— REQUIRED WORK —
The answer should be a single number: how many lines of the entries below hold the word "Exclusion".

— EXERCISE DATA —
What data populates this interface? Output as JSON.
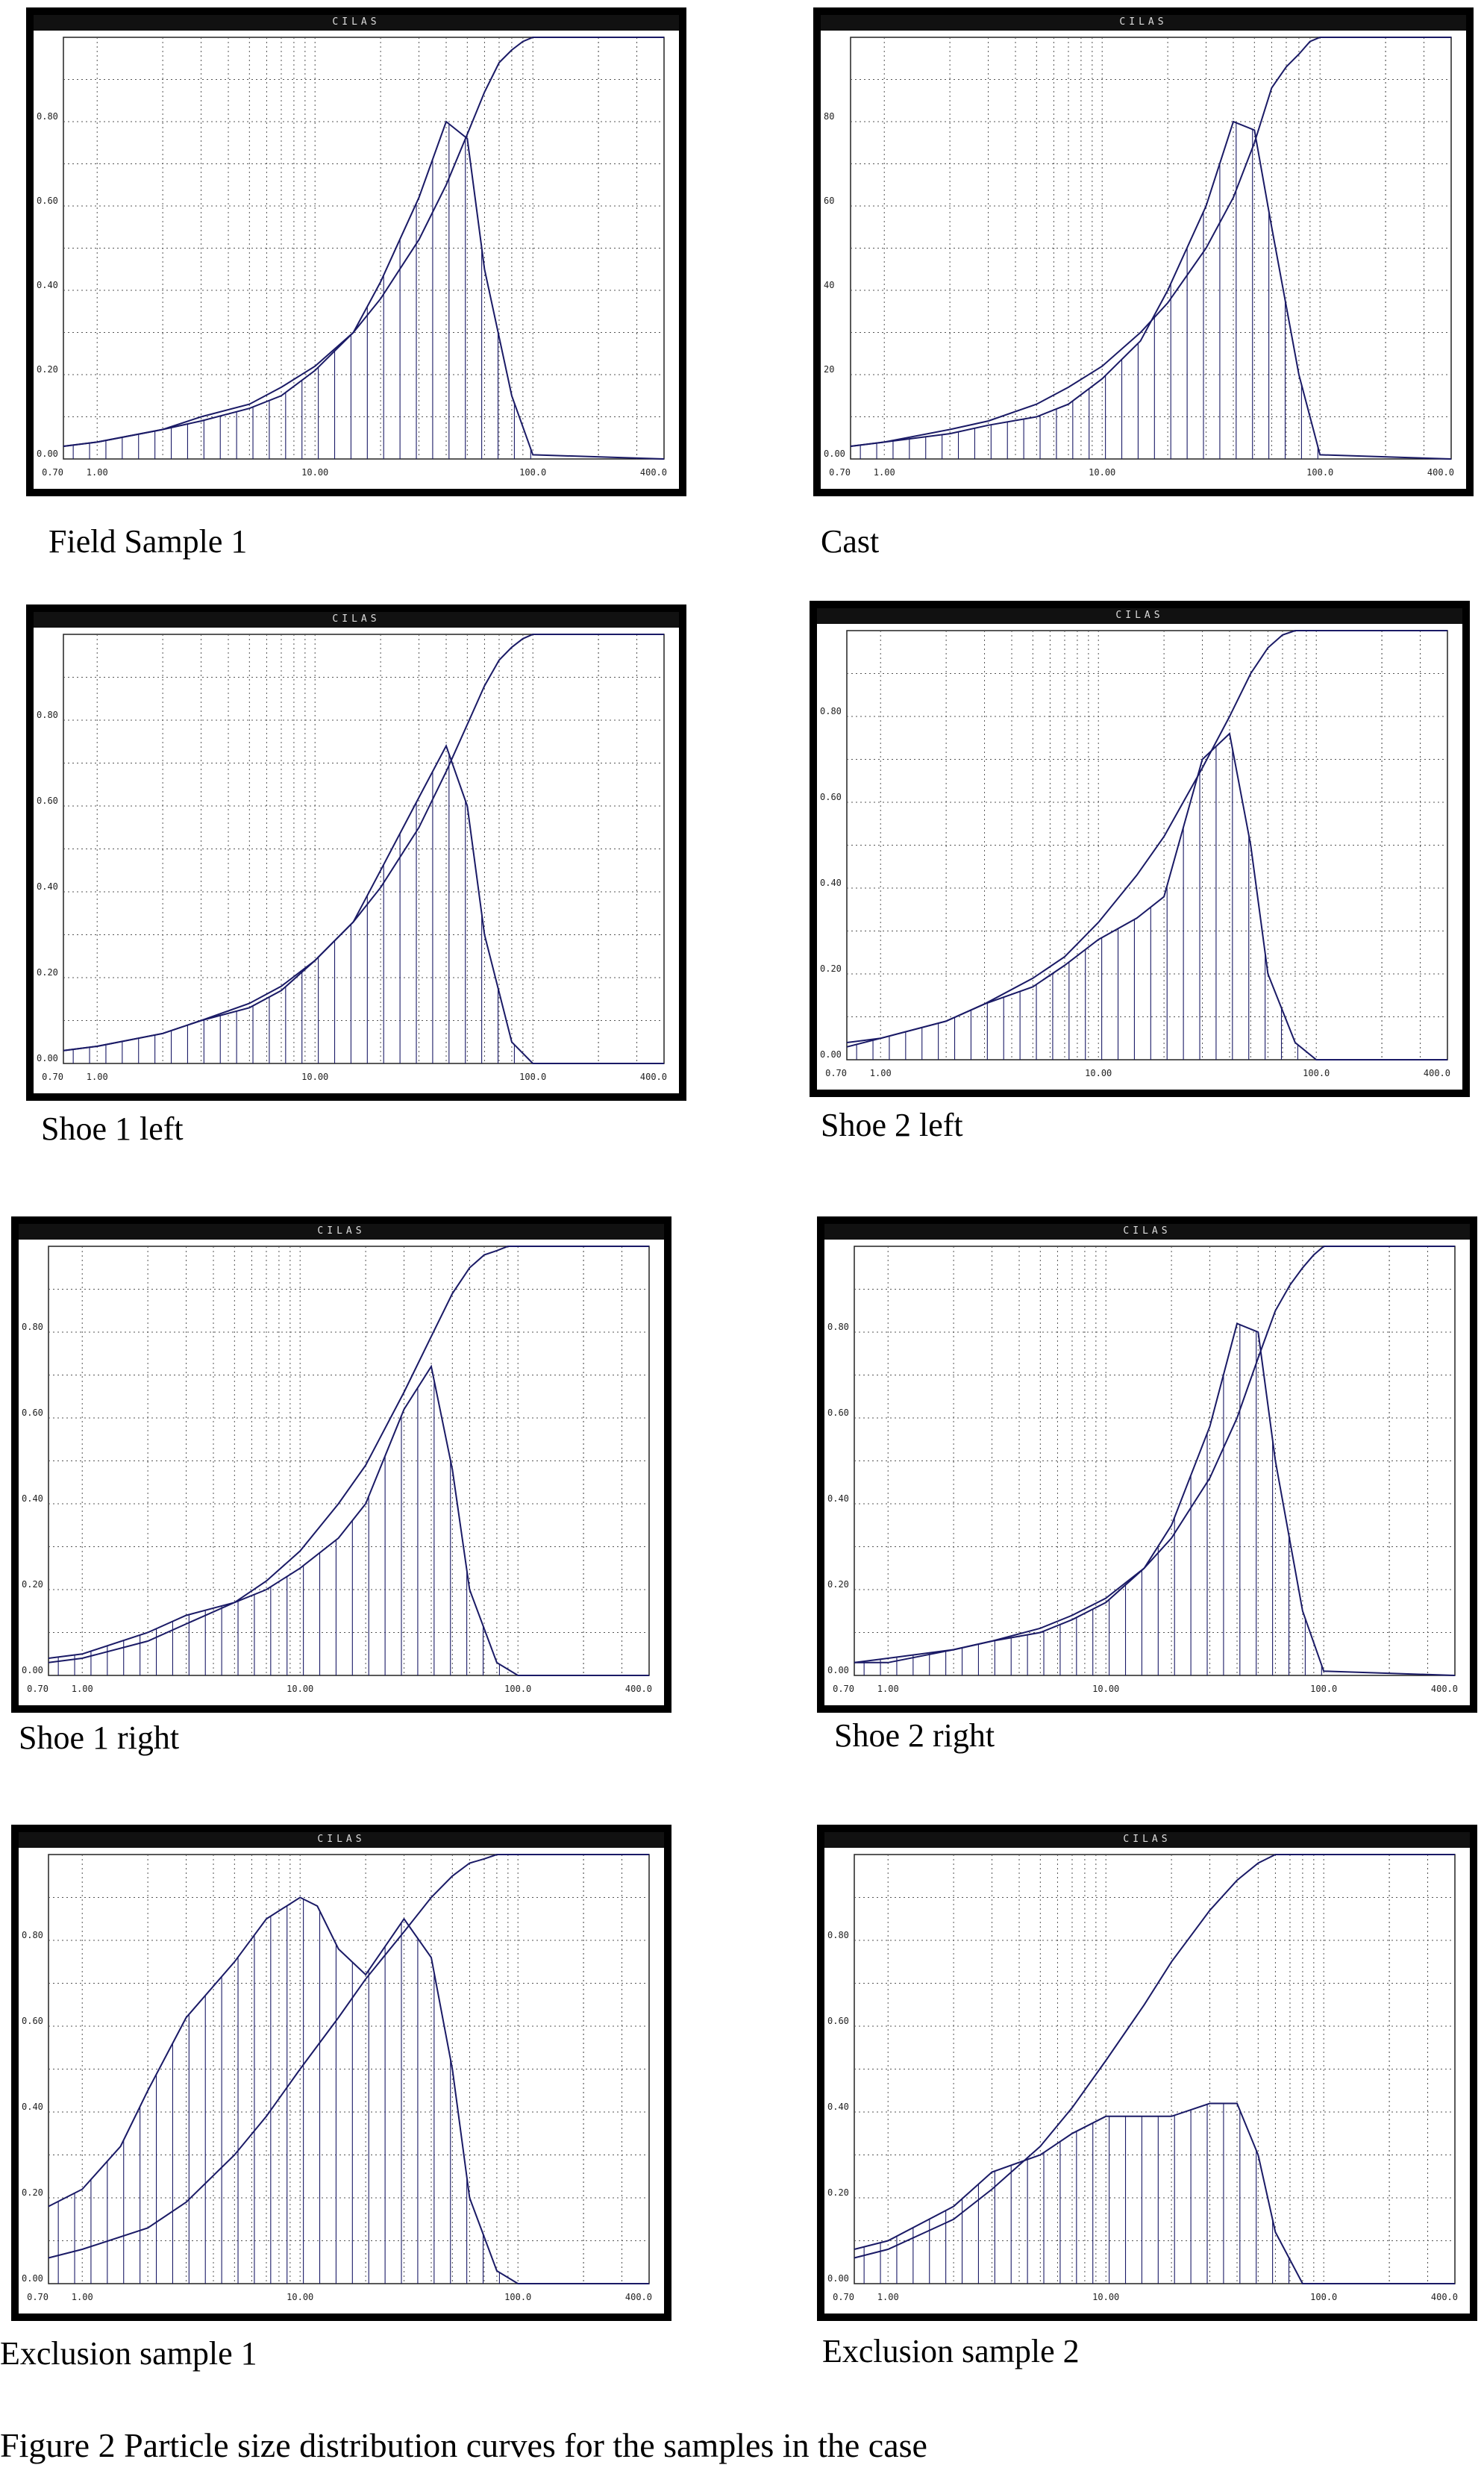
{
  "figure_caption": "Figure 2 Particle size distribution curves for the samples in the case",
  "colors": {
    "curve": "#1a1a66",
    "grid": "#555555",
    "frame": "#000000"
  },
  "chart_data": [
    {
      "type": "line",
      "header": "CILAS",
      "caption": "Field Sample 1",
      "xlim": [
        0.7,
        400
      ],
      "x_scale": "log",
      "ylim": [
        0,
        1.0
      ],
      "x_ticks": [
        0.7,
        1,
        10,
        100,
        400
      ],
      "x_tick_labels": [
        "0.70",
        "1.00",
        "10.00",
        "100.0",
        "400.0"
      ],
      "y_ticks": [
        0,
        0.2,
        0.4,
        0.6,
        0.8
      ],
      "y_tick_labels": [
        "0.00",
        "0.20",
        "0.40",
        "0.60",
        "0.80"
      ],
      "series": [
        {
          "kind": "histogram-line",
          "x": [
            0.7,
            1,
            2,
            3,
            5,
            7,
            10,
            15,
            20,
            30,
            40,
            50,
            60,
            80,
            100,
            400
          ],
          "y": [
            0.03,
            0.04,
            0.07,
            0.09,
            0.12,
            0.15,
            0.21,
            0.3,
            0.42,
            0.62,
            0.8,
            0.76,
            0.45,
            0.15,
            0.01,
            0.0
          ]
        },
        {
          "kind": "cumulative",
          "x": [
            0.7,
            1,
            2,
            3,
            5,
            7,
            10,
            15,
            20,
            30,
            40,
            50,
            60,
            70,
            80,
            90,
            100,
            400
          ],
          "y": [
            0.03,
            0.04,
            0.07,
            0.1,
            0.13,
            0.17,
            0.22,
            0.3,
            0.38,
            0.52,
            0.65,
            0.77,
            0.87,
            0.94,
            0.97,
            0.99,
            1.0,
            1.0
          ]
        }
      ]
    },
    {
      "type": "line",
      "header": "CILAS",
      "caption": "Cast",
      "xlim": [
        0.7,
        400
      ],
      "x_scale": "log",
      "ylim": [
        0,
        1.0
      ],
      "x_ticks": [
        0.7,
        1,
        10,
        100,
        400
      ],
      "x_tick_labels": [
        "0.70",
        "1.00",
        "10.00",
        "100.0",
        "400.0"
      ],
      "y_ticks": [
        0,
        0.2,
        0.4,
        0.6,
        0.8
      ],
      "y_tick_labels": [
        "0.00",
        "20",
        "40",
        "60",
        "80"
      ],
      "series": [
        {
          "kind": "histogram-line",
          "x": [
            0.7,
            1,
            2,
            3,
            5,
            7,
            10,
            15,
            20,
            30,
            40,
            50,
            60,
            80,
            100,
            400
          ],
          "y": [
            0.03,
            0.04,
            0.06,
            0.08,
            0.1,
            0.13,
            0.19,
            0.28,
            0.4,
            0.6,
            0.8,
            0.78,
            0.55,
            0.2,
            0.01,
            0.0
          ]
        },
        {
          "kind": "cumulative",
          "x": [
            0.7,
            1,
            2,
            3,
            5,
            7,
            10,
            15,
            20,
            30,
            40,
            50,
            60,
            70,
            80,
            90,
            100,
            400
          ],
          "y": [
            0.03,
            0.04,
            0.07,
            0.09,
            0.13,
            0.17,
            0.22,
            0.3,
            0.37,
            0.5,
            0.62,
            0.75,
            0.88,
            0.93,
            0.96,
            0.99,
            1.0,
            1.0
          ]
        }
      ]
    },
    {
      "type": "line",
      "header": "CILAS",
      "caption": "Shoe 1 left",
      "xlim": [
        0.7,
        400
      ],
      "x_scale": "log",
      "ylim": [
        0,
        1.0
      ],
      "x_ticks": [
        0.7,
        1,
        10,
        100,
        400
      ],
      "x_tick_labels": [
        "0.70",
        "1.00",
        "10.00",
        "100.0",
        "400.0"
      ],
      "y_ticks": [
        0,
        0.2,
        0.4,
        0.6,
        0.8
      ],
      "y_tick_labels": [
        "0.00",
        "0.20",
        "0.40",
        "0.60",
        "0.80"
      ],
      "series": [
        {
          "kind": "histogram-line",
          "x": [
            0.7,
            1,
            2,
            3,
            5,
            7,
            10,
            15,
            20,
            30,
            40,
            50,
            60,
            80,
            100,
            400
          ],
          "y": [
            0.03,
            0.04,
            0.07,
            0.1,
            0.13,
            0.17,
            0.24,
            0.33,
            0.45,
            0.62,
            0.74,
            0.6,
            0.3,
            0.05,
            0.0,
            0.0
          ]
        },
        {
          "kind": "cumulative",
          "x": [
            0.7,
            1,
            2,
            3,
            5,
            7,
            10,
            15,
            20,
            30,
            40,
            50,
            60,
            70,
            80,
            90,
            100,
            400
          ],
          "y": [
            0.03,
            0.04,
            0.07,
            0.1,
            0.14,
            0.18,
            0.24,
            0.33,
            0.41,
            0.55,
            0.68,
            0.79,
            0.88,
            0.94,
            0.97,
            0.99,
            1.0,
            1.0
          ]
        }
      ]
    },
    {
      "type": "line",
      "header": "CILAS",
      "caption": "Shoe 2 left",
      "xlim": [
        0.7,
        400
      ],
      "x_scale": "log",
      "ylim": [
        0,
        1.0
      ],
      "x_ticks": [
        0.7,
        1,
        10,
        100,
        400
      ],
      "x_tick_labels": [
        "0.70",
        "1.00",
        "10.00",
        "100.0",
        "400.0"
      ],
      "y_ticks": [
        0,
        0.2,
        0.4,
        0.6,
        0.8
      ],
      "y_tick_labels": [
        "0.00",
        "0.20",
        "0.40",
        "0.60",
        "0.80"
      ],
      "series": [
        {
          "kind": "histogram-line",
          "x": [
            0.7,
            1,
            2,
            3,
            5,
            7,
            10,
            15,
            20,
            30,
            40,
            50,
            60,
            80,
            100,
            400
          ],
          "y": [
            0.03,
            0.05,
            0.09,
            0.13,
            0.17,
            0.22,
            0.28,
            0.33,
            0.38,
            0.7,
            0.76,
            0.5,
            0.2,
            0.04,
            0.0,
            0.0
          ]
        },
        {
          "kind": "cumulative",
          "x": [
            0.7,
            1,
            2,
            3,
            5,
            7,
            10,
            15,
            20,
            30,
            40,
            50,
            60,
            70,
            80,
            90,
            100,
            400
          ],
          "y": [
            0.04,
            0.05,
            0.09,
            0.13,
            0.19,
            0.24,
            0.32,
            0.43,
            0.52,
            0.68,
            0.8,
            0.9,
            0.96,
            0.99,
            1.0,
            1.0,
            1.0,
            1.0
          ]
        }
      ]
    },
    {
      "type": "line",
      "header": "CILAS",
      "caption": "Shoe 1 right",
      "xlim": [
        0.7,
        400
      ],
      "x_scale": "log",
      "ylim": [
        0,
        1.0
      ],
      "x_ticks": [
        0.7,
        1,
        10,
        100,
        400
      ],
      "x_tick_labels": [
        "0.70",
        "1.00",
        "10.00",
        "100.0",
        "400.0"
      ],
      "y_ticks": [
        0,
        0.2,
        0.4,
        0.6,
        0.8
      ],
      "y_tick_labels": [
        "0.00",
        "0.20",
        "0.40",
        "0.60",
        "0.80"
      ],
      "series": [
        {
          "kind": "histogram-line",
          "x": [
            0.7,
            1,
            2,
            3,
            5,
            7,
            10,
            15,
            20,
            30,
            40,
            50,
            60,
            80,
            100,
            400
          ],
          "y": [
            0.04,
            0.05,
            0.1,
            0.14,
            0.17,
            0.2,
            0.25,
            0.32,
            0.4,
            0.62,
            0.72,
            0.48,
            0.2,
            0.03,
            0.0,
            0.0
          ]
        },
        {
          "kind": "cumulative",
          "x": [
            0.7,
            1,
            2,
            3,
            5,
            7,
            10,
            15,
            20,
            30,
            40,
            50,
            60,
            70,
            80,
            90,
            100,
            400
          ],
          "y": [
            0.03,
            0.04,
            0.08,
            0.12,
            0.17,
            0.22,
            0.29,
            0.4,
            0.49,
            0.66,
            0.79,
            0.89,
            0.95,
            0.98,
            0.99,
            1.0,
            1.0,
            1.0
          ]
        }
      ]
    },
    {
      "type": "line",
      "header": "CILAS",
      "caption": "Shoe 2 right",
      "xlim": [
        0.7,
        400
      ],
      "x_scale": "log",
      "ylim": [
        0,
        1.0
      ],
      "x_ticks": [
        0.7,
        1,
        10,
        100,
        400
      ],
      "x_tick_labels": [
        "0.70",
        "1.00",
        "10.00",
        "100.0",
        "400.0"
      ],
      "y_ticks": [
        0,
        0.2,
        0.4,
        0.6,
        0.8
      ],
      "y_tick_labels": [
        "0.00",
        "0.20",
        "0.40",
        "0.60",
        "0.80"
      ],
      "series": [
        {
          "kind": "histogram-line",
          "x": [
            0.7,
            1,
            2,
            3,
            5,
            7,
            10,
            15,
            20,
            30,
            40,
            50,
            60,
            80,
            100,
            400
          ],
          "y": [
            0.03,
            0.04,
            0.06,
            0.08,
            0.1,
            0.13,
            0.17,
            0.25,
            0.35,
            0.58,
            0.82,
            0.8,
            0.5,
            0.15,
            0.01,
            0.0
          ]
        },
        {
          "kind": "cumulative",
          "x": [
            0.7,
            1,
            2,
            3,
            5,
            7,
            10,
            15,
            20,
            30,
            40,
            50,
            60,
            70,
            80,
            90,
            100,
            400
          ],
          "y": [
            0.03,
            0.03,
            0.06,
            0.08,
            0.11,
            0.14,
            0.18,
            0.25,
            0.32,
            0.46,
            0.6,
            0.74,
            0.85,
            0.91,
            0.95,
            0.98,
            1.0,
            1.0
          ]
        }
      ]
    },
    {
      "type": "line",
      "header": "CILAS",
      "caption": "Exclusion sample 1",
      "xlim": [
        0.7,
        400
      ],
      "x_scale": "log",
      "ylim": [
        0,
        1.0
      ],
      "x_ticks": [
        0.7,
        1,
        10,
        100,
        400
      ],
      "x_tick_labels": [
        "0.70",
        "1.00",
        "10.00",
        "100.0",
        "400.0"
      ],
      "y_ticks": [
        0,
        0.2,
        0.4,
        0.6,
        0.8
      ],
      "y_tick_labels": [
        "0.00",
        "0.20",
        "0.40",
        "0.60",
        "0.80"
      ],
      "series": [
        {
          "kind": "histogram-line",
          "x": [
            0.7,
            1,
            1.5,
            2,
            3,
            5,
            7,
            10,
            12,
            15,
            20,
            30,
            40,
            50,
            60,
            80,
            100,
            400
          ],
          "y": [
            0.18,
            0.22,
            0.32,
            0.45,
            0.62,
            0.75,
            0.85,
            0.9,
            0.88,
            0.78,
            0.72,
            0.85,
            0.76,
            0.5,
            0.2,
            0.03,
            0.0,
            0.0
          ]
        },
        {
          "kind": "cumulative",
          "x": [
            0.7,
            1,
            2,
            3,
            5,
            7,
            10,
            15,
            20,
            30,
            40,
            50,
            60,
            70,
            80,
            90,
            100,
            400
          ],
          "y": [
            0.06,
            0.08,
            0.13,
            0.19,
            0.3,
            0.39,
            0.5,
            0.62,
            0.71,
            0.82,
            0.9,
            0.95,
            0.98,
            0.99,
            1.0,
            1.0,
            1.0,
            1.0
          ]
        }
      ]
    },
    {
      "type": "line",
      "header": "CILAS",
      "caption": "Exclusion sample 2",
      "xlim": [
        0.7,
        400
      ],
      "x_scale": "log",
      "ylim": [
        0,
        1.0
      ],
      "x_ticks": [
        0.7,
        1,
        10,
        100,
        400
      ],
      "x_tick_labels": [
        "0.70",
        "1.00",
        "10.00",
        "100.0",
        "400.0"
      ],
      "y_ticks": [
        0,
        0.2,
        0.4,
        0.6,
        0.8
      ],
      "y_tick_labels": [
        "0.00",
        "0.20",
        "0.40",
        "0.60",
        "0.80"
      ],
      "series": [
        {
          "kind": "histogram-line",
          "x": [
            0.7,
            1,
            2,
            3,
            5,
            7,
            10,
            15,
            20,
            30,
            40,
            50,
            60,
            80,
            100,
            400
          ],
          "y": [
            0.08,
            0.1,
            0.18,
            0.26,
            0.3,
            0.35,
            0.39,
            0.39,
            0.39,
            0.42,
            0.42,
            0.3,
            0.12,
            0.0,
            0.0,
            0.0
          ]
        },
        {
          "kind": "cumulative",
          "x": [
            0.7,
            1,
            2,
            3,
            5,
            7,
            10,
            15,
            20,
            30,
            40,
            50,
            60,
            70,
            80,
            90,
            100,
            400
          ],
          "y": [
            0.06,
            0.08,
            0.15,
            0.22,
            0.32,
            0.41,
            0.52,
            0.65,
            0.75,
            0.87,
            0.94,
            0.98,
            1.0,
            1.0,
            1.0,
            1.0,
            1.0,
            1.0
          ]
        }
      ]
    }
  ]
}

— SOLUTION TO THIS TASK —
2